=== MATERIAL PROVIDED ===
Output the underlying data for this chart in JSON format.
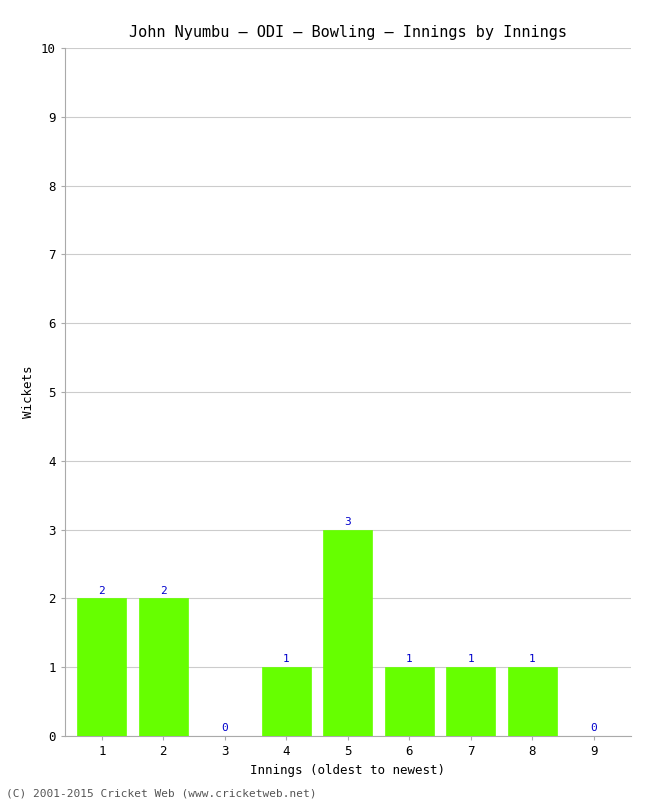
{
  "title": "John Nyumbu – ODI – Bowling – Innings by Innings",
  "xlabel": "Innings (oldest to newest)",
  "ylabel": "Wickets",
  "categories": [
    "1",
    "2",
    "3",
    "4",
    "5",
    "6",
    "7",
    "8",
    "9"
  ],
  "values": [
    2,
    2,
    0,
    1,
    3,
    1,
    1,
    1,
    0
  ],
  "bar_color": "#66ff00",
  "bar_edge_color": "#66ff00",
  "ylim": [
    0,
    10
  ],
  "yticks": [
    0,
    1,
    2,
    3,
    4,
    5,
    6,
    7,
    8,
    9,
    10
  ],
  "label_color": "#0000cc",
  "background_color": "#ffffff",
  "plot_bg_color": "#ffffff",
  "title_fontsize": 11,
  "axis_label_fontsize": 9,
  "tick_fontsize": 9,
  "annotation_fontsize": 8,
  "footer_text": "(C) 2001-2015 Cricket Web (www.cricketweb.net)",
  "footer_fontsize": 8,
  "grid_color": "#cccccc"
}
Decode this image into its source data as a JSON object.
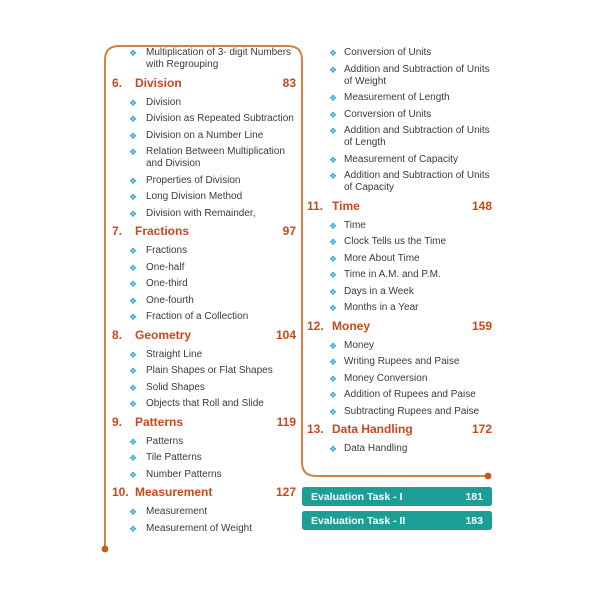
{
  "colors": {
    "background": "#ffffff",
    "heading": "#c8481d",
    "body_text": "#3d3a38",
    "bullet": "#39a0d6",
    "border_line": "#d08346",
    "border_dot": "#c25a1e",
    "banner_bg": "#1c9d96",
    "banner_text": "#ffffff"
  },
  "icons": {
    "bullet": "❖"
  },
  "toc": {
    "left_column": {
      "continuation_items": [
        "Multiplication of 3- digit Numbers\nwith Regrouping"
      ],
      "sections": [
        {
          "number": "6.",
          "title": "Division",
          "page": "83",
          "items": [
            "Division",
            "Division as Repeated Subtraction",
            "Division on a Number Line",
            "Relation Between Multiplication\nand Division",
            "Properties of Division",
            "Long Division Method",
            "Division with Remainder,"
          ]
        },
        {
          "number": "7.",
          "title": "Fractions",
          "page": "97",
          "items": [
            "Fractions",
            "One-half",
            "One-third",
            "One-fourth",
            "Fraction of a Collection"
          ]
        },
        {
          "number": "8.",
          "title": "Geometry",
          "page": "104",
          "items": [
            "Straight Line",
            "Plain Shapes or Flat Shapes",
            "Solid Shapes",
            "Objects that Roll and Slide"
          ]
        },
        {
          "number": "9.",
          "title": "Patterns",
          "page": "119",
          "items": [
            "Patterns",
            "Tile Patterns",
            "Number Patterns"
          ]
        },
        {
          "number": "10.",
          "title": "Measurement",
          "page": "127",
          "items": [
            "Measurement",
            "Measurement of Weight"
          ]
        }
      ]
    },
    "right_column": {
      "continuation_items": [
        "Conversion of Units",
        "Addition and Subtraction of Units\nof Weight",
        "Measurement of Length",
        "Conversion of Units",
        "Addition and Subtraction of Units\nof Length",
        "Measurement of Capacity",
        "Addition and Subtraction of Units\nof Capacity"
      ],
      "sections": [
        {
          "number": "11.",
          "title": "Time",
          "page": "148",
          "items": [
            "Time",
            "Clock Tells us the Time",
            "More About Time",
            "Time in A.M. and P.M.",
            "Days in a Week",
            "Months in a Year"
          ]
        },
        {
          "number": "12.",
          "title": "Money",
          "page": "159",
          "items": [
            "Money",
            "Writing Rupees and Paise",
            "Money Conversion",
            "Addition of Rupees and Paise",
            "Subtracting Rupees and Paise"
          ]
        },
        {
          "number": "13.",
          "title": "Data Handling",
          "page": "172",
          "items": [
            "Data Handling"
          ]
        }
      ]
    },
    "evaluation_tasks": [
      {
        "label": "Evaluation Task - I",
        "page": "181"
      },
      {
        "label": "Evaluation Task - II",
        "page": "183"
      }
    ]
  }
}
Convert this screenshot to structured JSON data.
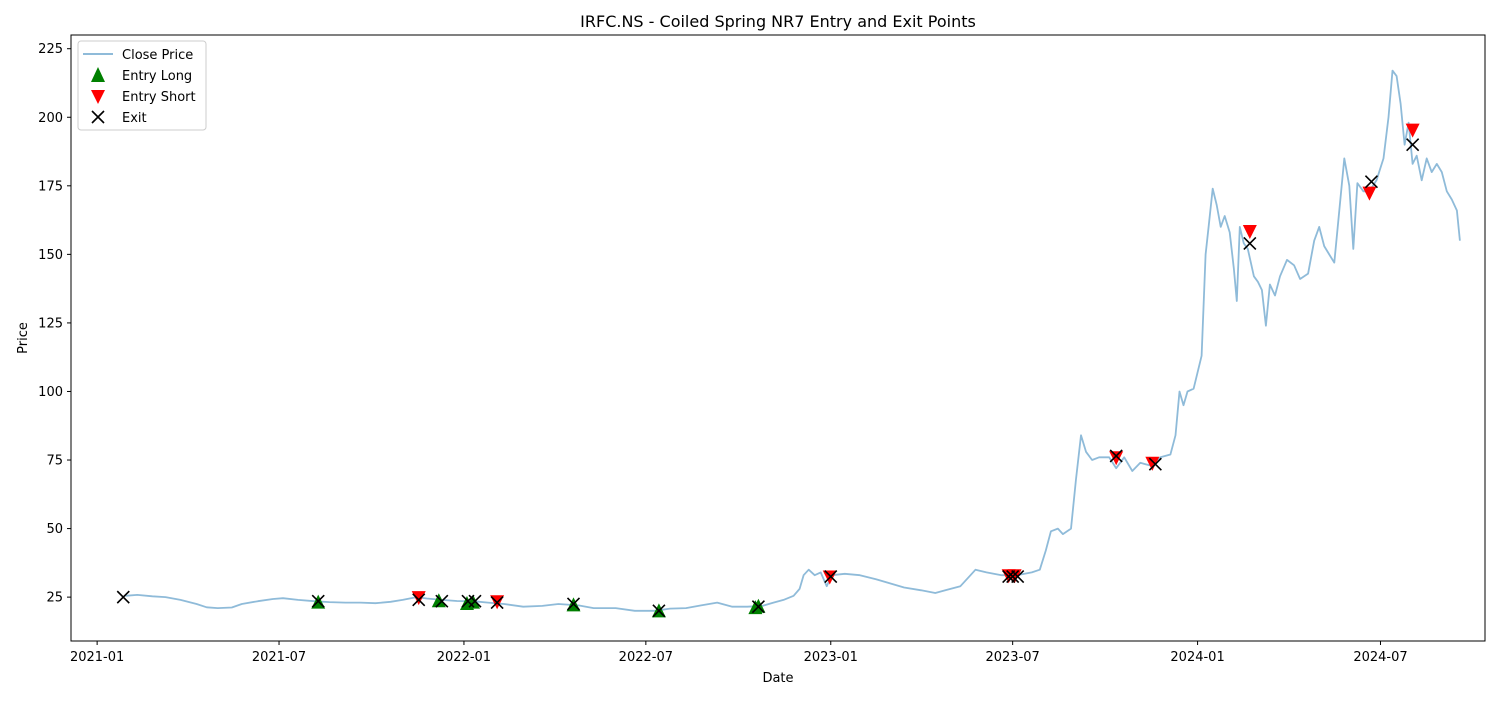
===
The data above needs to be retyped exactly, with the images left out.

» SOLVED PROBLEM
Output the underlying data for this chart in JSON format.
{
  "title": "John Nyumbu – ODI – Bowling – Innings by Innings",
  "xlabel": "Innings (oldest to newest)",
  "ylabel": "Wickets",
  "categories": [
    "1",
    "2",
    "3",
    "4",
    "5",
    "6",
    "7",
    "8",
    "9"
  ],
  "values": [
    2,
    2,
    0,
    1,
    3,
    1,
    1,
    1,
    0
  ],
  "bar_color": "#66ff00",
  "bar_edge_color": "#66ff00",
  "ylim": [
    0,
    10
  ],
  "yticks": [
    0,
    1,
    2,
    3,
    4,
    5,
    6,
    7,
    8,
    9,
    10
  ],
  "label_color": "#0000cc",
  "background_color": "#ffffff",
  "plot_bg_color": "#ffffff",
  "title_fontsize": 11,
  "axis_label_fontsize": 9,
  "tick_fontsize": 9,
  "annotation_fontsize": 8,
  "footer_text": "(C) 2001-2015 Cricket Web (www.cricketweb.net)",
  "footer_fontsize": 8,
  "grid_color": "#cccccc"
}
Decode this image into its source data as a JSON object.
{
  "colors": {
    "background": "#ffffff",
    "heading": "#c8481d",
    "body_text": "#3d3a38",
    "bullet": "#39a0d6",
    "border_line": "#d08346",
    "border_dot": "#c25a1e",
    "banner_bg": "#1c9d96",
    "banner_text": "#ffffff"
  },
  "icons": {
    "bullet": "❖"
  },
  "toc": {
    "left_column": {
      "continuation_items": [
        "Multiplication of 3- digit Numbers\nwith Regrouping"
      ],
      "sections": [
        {
          "number": "6.",
          "title": "Division",
          "page": "83",
          "items": [
            "Division",
            "Division as Repeated Subtraction",
            "Division on a Number Line",
            "Relation Between Multiplication\nand Division",
            "Properties of Division",
            "Long Division Method",
            "Division with Remainder,"
          ]
        },
        {
          "number": "7.",
          "title": "Fractions",
          "page": "97",
          "items": [
            "Fractions",
            "One-half",
            "One-third",
            "One-fourth",
            "Fraction of a Collection"
          ]
        },
        {
          "number": "8.",
          "title": "Geometry",
          "page": "104",
          "items": [
            "Straight Line",
            "Plain Shapes or Flat Shapes",
            "Solid Shapes",
            "Objects that Roll and Slide"
          ]
        },
        {
          "number": "9.",
          "title": "Patterns",
          "page": "119",
          "items": [
            "Patterns",
            "Tile Patterns",
            "Number Patterns"
          ]
        },
        {
          "number": "10.",
          "title": "Measurement",
          "page": "127",
          "items": [
            "Measurement",
            "Measurement of Weight"
          ]
        }
      ]
    },
    "right_column": {
      "continuation_items": [
        "Conversion of Units",
        "Addition and Subtraction of Units\nof Weight",
        "Measurement of Length",
        "Conversion of Units",
        "Addition and Subtraction of Units\nof Length",
        "Measurement of Capacity",
        "Addition and Subtraction of Units\nof Capacity"
      ],
      "sections": [
        {
          "number": "11.",
          "title": "Time",
          "page": "148",
          "items": [
            "Time",
            "Clock Tells us the Time",
            "More About Time",
            "Time in A.M. and P.M.",
            "Days in a Week",
            "Months in a Year"
          ]
        },
        {
          "number": "12.",
          "title": "Money",
          "page": "159",
          "items": [
            "Money",
            "Writing Rupees and Paise",
            "Money Conversion",
            "Addition of Rupees and Paise",
            "Subtracting Rupees and Paise"
          ]
        },
        {
          "number": "13.",
          "title": "Data Handling",
          "page": "172",
          "items": [
            "Data Handling"
          ]
        }
      ]
    },
    "evaluation_tasks": [
      {
        "label": "Evaluation Task - I",
        "page": "181"
      },
      {
        "label": "Evaluation Task - II",
        "page": "183"
      }
    ]
  }
}
Convert this screenshot to structured JSON data.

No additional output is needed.